Dataset items:

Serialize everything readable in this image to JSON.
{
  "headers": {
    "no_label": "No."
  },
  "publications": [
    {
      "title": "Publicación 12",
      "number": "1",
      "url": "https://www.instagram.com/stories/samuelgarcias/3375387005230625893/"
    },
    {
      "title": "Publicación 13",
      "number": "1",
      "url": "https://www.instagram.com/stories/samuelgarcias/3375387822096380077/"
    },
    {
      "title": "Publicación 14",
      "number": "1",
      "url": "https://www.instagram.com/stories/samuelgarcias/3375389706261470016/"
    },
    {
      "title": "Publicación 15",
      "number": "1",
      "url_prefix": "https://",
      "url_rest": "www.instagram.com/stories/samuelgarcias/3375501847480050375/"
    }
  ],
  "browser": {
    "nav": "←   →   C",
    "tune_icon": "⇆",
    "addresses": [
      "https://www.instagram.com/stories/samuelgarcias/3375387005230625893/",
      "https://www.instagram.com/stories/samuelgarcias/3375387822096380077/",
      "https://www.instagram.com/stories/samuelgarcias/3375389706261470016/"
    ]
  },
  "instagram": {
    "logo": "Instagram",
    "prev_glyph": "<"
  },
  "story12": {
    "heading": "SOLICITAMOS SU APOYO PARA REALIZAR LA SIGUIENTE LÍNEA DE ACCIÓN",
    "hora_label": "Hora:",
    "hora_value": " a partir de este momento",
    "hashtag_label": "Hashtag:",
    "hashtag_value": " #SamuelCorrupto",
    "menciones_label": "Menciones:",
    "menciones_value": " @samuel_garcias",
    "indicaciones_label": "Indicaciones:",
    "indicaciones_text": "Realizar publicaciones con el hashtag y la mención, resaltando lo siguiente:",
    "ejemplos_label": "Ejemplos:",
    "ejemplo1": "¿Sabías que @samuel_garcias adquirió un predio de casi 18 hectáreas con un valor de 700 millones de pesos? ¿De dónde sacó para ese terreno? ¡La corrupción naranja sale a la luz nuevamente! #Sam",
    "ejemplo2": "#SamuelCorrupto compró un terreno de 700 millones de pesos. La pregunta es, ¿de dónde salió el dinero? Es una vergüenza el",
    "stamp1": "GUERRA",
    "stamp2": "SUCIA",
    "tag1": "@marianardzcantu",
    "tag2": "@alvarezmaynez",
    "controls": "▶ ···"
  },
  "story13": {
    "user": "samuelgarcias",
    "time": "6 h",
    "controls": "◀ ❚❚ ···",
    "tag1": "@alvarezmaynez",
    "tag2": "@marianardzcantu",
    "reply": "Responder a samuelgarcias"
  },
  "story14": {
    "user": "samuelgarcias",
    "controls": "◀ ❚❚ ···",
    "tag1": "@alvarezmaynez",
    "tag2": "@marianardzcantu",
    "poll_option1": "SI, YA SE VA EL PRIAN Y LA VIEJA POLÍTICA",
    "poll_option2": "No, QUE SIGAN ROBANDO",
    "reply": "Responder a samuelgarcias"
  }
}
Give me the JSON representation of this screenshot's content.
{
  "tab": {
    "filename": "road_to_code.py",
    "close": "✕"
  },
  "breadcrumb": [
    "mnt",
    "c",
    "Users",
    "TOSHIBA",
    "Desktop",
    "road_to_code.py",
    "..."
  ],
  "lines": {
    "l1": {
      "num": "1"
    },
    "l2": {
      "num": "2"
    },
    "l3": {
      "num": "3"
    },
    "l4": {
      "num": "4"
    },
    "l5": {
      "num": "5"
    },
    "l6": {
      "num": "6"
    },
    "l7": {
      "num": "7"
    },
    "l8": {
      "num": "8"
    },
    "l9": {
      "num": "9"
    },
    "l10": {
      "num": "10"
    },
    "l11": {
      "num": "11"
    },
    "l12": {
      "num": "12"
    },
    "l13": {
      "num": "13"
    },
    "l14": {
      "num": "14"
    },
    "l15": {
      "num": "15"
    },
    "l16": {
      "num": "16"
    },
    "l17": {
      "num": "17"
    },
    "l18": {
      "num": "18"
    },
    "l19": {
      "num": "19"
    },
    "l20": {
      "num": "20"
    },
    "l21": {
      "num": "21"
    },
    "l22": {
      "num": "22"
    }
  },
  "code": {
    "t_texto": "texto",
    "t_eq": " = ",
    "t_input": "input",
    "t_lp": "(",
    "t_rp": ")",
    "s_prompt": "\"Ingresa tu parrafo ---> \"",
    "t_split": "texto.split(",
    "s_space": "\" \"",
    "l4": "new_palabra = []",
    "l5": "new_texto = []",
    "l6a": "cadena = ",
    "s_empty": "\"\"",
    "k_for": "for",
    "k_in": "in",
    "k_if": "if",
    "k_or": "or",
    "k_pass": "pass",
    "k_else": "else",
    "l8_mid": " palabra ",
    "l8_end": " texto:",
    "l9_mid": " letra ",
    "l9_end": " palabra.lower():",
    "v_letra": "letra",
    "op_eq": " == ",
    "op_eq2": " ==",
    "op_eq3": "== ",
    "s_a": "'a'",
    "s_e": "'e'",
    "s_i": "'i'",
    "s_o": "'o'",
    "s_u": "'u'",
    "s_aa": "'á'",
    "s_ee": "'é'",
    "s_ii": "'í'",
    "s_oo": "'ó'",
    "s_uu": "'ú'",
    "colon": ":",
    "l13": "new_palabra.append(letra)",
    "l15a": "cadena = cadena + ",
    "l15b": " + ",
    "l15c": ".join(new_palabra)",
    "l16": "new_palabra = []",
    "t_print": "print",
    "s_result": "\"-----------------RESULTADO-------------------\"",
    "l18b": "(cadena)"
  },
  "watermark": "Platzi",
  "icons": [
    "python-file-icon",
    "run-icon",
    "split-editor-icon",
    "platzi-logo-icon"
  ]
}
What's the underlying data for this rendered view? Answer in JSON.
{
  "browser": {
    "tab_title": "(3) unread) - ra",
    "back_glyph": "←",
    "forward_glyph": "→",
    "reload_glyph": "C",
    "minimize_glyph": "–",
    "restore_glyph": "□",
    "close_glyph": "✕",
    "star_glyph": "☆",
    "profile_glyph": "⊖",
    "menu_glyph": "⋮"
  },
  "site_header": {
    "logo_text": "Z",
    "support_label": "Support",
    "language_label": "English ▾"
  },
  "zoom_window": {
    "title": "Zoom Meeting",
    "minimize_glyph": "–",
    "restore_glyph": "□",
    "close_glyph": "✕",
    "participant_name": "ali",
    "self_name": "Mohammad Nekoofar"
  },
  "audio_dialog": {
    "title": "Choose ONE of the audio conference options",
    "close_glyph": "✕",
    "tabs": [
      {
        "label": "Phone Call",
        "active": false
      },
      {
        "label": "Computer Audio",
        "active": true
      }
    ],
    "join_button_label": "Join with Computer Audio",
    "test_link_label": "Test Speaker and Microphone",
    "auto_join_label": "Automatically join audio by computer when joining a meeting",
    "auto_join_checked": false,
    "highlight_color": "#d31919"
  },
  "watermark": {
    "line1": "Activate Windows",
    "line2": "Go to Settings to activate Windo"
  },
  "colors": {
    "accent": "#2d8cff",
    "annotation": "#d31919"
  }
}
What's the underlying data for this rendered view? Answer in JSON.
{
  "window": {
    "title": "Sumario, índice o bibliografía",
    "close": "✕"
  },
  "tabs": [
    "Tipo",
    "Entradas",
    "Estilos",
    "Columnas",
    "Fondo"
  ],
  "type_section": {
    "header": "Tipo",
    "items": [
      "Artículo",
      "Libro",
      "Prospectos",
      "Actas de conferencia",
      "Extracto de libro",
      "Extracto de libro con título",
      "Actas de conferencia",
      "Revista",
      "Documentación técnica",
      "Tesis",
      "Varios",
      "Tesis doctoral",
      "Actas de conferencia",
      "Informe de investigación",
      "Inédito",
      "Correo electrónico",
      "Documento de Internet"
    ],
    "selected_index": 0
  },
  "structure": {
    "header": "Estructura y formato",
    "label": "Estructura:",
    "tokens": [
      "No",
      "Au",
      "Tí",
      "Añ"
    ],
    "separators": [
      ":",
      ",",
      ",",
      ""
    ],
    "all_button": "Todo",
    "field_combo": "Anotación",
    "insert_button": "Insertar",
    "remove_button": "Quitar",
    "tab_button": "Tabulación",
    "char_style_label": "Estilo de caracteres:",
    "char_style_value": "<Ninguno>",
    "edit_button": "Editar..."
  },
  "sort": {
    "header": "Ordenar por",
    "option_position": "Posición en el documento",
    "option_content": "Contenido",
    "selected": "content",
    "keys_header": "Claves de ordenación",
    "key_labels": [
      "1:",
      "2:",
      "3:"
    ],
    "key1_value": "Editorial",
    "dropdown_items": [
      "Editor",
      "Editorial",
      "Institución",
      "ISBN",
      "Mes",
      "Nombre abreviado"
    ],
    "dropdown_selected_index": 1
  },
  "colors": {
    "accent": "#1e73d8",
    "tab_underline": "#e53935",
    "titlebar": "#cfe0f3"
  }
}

◆ EXERCISE INSTRUCTIONS ◆
In the entries above, locate every line with the word "samuelgarcias" and copy it.

◆ COMPLETE OUTPUT ◆
      "url": "https://www.instagram.com/stories/samuelgarcias/3375387005230625893/"
      "url": "https://www.instagram.com/stories/samuelgarcias/3375387822096380077/"
      "url": "https://www.instagram.com/stories/samuelgarcias/3375389706261470016/"
      "url_rest": "www.instagram.com/stories/samuelgarcias/3375501847480050375/"
      "https://www.instagram.com/stories/samuelgarcias/3375387005230625893/",
      "https://www.instagram.com/stories/samuelgarcias/3375387822096380077/",
      "https://www.instagram.com/stories/samuelgarcias/3375389706261470016/"
    "user": "samuelgarcias",
    "reply": "Responder a samuelgarcias"
    "user": "samuelgarcias",
    "reply": "Responder a samuelgarcias"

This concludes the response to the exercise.